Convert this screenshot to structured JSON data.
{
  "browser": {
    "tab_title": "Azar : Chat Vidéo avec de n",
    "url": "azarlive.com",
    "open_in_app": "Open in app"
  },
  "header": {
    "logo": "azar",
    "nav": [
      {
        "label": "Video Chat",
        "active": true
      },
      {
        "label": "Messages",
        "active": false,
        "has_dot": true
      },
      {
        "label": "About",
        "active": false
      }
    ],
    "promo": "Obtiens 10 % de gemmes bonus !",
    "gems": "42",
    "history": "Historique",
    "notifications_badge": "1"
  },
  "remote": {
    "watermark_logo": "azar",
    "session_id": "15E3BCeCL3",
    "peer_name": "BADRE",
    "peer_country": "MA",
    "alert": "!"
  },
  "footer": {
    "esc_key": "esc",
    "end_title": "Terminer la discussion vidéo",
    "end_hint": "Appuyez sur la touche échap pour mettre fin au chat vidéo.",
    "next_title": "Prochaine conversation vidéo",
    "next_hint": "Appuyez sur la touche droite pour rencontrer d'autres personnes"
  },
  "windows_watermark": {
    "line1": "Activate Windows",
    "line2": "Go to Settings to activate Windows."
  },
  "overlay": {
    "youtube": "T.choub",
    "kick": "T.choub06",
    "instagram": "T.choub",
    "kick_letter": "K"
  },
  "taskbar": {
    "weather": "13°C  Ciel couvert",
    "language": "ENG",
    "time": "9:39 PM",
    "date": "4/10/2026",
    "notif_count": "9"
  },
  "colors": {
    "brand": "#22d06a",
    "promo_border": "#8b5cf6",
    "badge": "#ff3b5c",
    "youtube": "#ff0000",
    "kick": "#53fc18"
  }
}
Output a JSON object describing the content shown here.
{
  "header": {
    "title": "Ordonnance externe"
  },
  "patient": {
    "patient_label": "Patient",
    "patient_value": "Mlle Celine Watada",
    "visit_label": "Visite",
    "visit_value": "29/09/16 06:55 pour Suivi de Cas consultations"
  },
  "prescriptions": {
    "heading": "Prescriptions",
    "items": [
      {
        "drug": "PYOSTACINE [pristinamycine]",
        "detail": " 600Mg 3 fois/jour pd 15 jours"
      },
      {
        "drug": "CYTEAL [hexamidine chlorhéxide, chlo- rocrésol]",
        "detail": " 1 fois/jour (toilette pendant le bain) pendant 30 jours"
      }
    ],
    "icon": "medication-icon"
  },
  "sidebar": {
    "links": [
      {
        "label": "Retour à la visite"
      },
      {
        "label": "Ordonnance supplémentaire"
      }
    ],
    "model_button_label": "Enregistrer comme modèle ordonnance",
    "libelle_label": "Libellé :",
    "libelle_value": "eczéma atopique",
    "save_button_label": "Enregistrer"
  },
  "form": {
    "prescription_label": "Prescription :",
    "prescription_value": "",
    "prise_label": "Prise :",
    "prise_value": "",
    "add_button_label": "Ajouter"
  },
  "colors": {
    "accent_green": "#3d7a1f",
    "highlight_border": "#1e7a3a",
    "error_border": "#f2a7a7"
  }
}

### EXERCISE:
Write out the data again, exactly and in full.

### RESULT FOR THIS TASK:
Convert this screenshot to structured JSON data.
{
  "browser": {
    "tab_title": "Azar : Chat Vidéo avec de n",
    "url": "azarlive.com",
    "open_in_app": "Open in app"
  },
  "header": {
    "logo": "azar",
    "nav": [
      {
        "label": "Video Chat",
        "active": true
      },
      {
        "label": "Messages",
        "active": false,
        "has_dot": true
      },
      {
        "label": "About",
        "active": false
      }
    ],
    "promo": "Obtiens 10 % de gemmes bonus !",
    "gems": "42",
    "history": "Historique",
    "notifications_badge": "1"
  },
  "remote": {
    "watermark_logo": "azar",
    "session_id": "15E3BCeCL3",
    "peer_name": "BADRE",
    "peer_country": "MA",
    "alert": "!"
  },
  "footer": {
    "esc_key": "esc",
    "end_title": "Terminer la discussion vidéo",
    "end_hint": "Appuyez sur la touche échap pour mettre fin au chat vidéo.",
    "next_title": "Prochaine conversation vidéo",
    "next_hint": "Appuyez sur la touche droite pour rencontrer d'autres personnes"
  },
  "windows_watermark": {
    "line1": "Activate Windows",
    "line2": "Go to Settings to activate Windows."
  },
  "overlay": {
    "youtube": "T.choub",
    "kick": "T.choub06",
    "instagram": "T.choub",
    "kick_letter": "K"
  },
  "taskbar": {
    "weather": "13°C  Ciel couvert",
    "language": "ENG",
    "time": "9:39 PM",
    "date": "4/10/2026",
    "notif_count": "9"
  },
  "colors": {
    "brand": "#22d06a",
    "promo_border": "#8b5cf6",
    "badge": "#ff3b5c",
    "youtube": "#ff0000",
    "kick": "#53fc18"
  }
}
Output a JSON object describing the content shown here.
{
  "header": {
    "title": "Ordonnance externe"
  },
  "patient": {
    "patient_label": "Patient",
    "patient_value": "Mlle Celine Watada",
    "visit_label": "Visite",
    "visit_value": "29/09/16 06:55 pour Suivi de Cas consultations"
  },
  "prescriptions": {
    "heading": "Prescriptions",
    "items": [
      {
        "drug": "PYOSTACINE [pristinamycine]",
        "detail": " 600Mg 3 fois/jour pd 15 jours"
      },
      {
        "drug": "CYTEAL [hexamidine chlorhéxide, chlo- rocrésol]",
        "detail": " 1 fois/jour (toilette pendant le bain) pendant 30 jours"
      }
    ],
    "icon": "medication-icon"
  },
  "sidebar": {
    "links": [
      {
        "label": "Retour à la visite"
      },
      {
        "label": "Ordonnance supplémentaire"
      }
    ],
    "model_button_label": "Enregistrer comme modèle ordonnance",
    "libelle_label": "Libellé :",
    "libelle_value": "eczéma atopique",
    "save_button_label": "Enregistrer"
  },
  "form": {
    "prescription_label": "Prescription :",
    "prescription_value": "",
    "prise_label": "Prise :",
    "prise_value": "",
    "add_button_label": "Ajouter"
  },
  "colors": {
    "accent_green": "#3d7a1f",
    "highlight_border": "#1e7a3a",
    "error_border": "#f2a7a7"
  }
}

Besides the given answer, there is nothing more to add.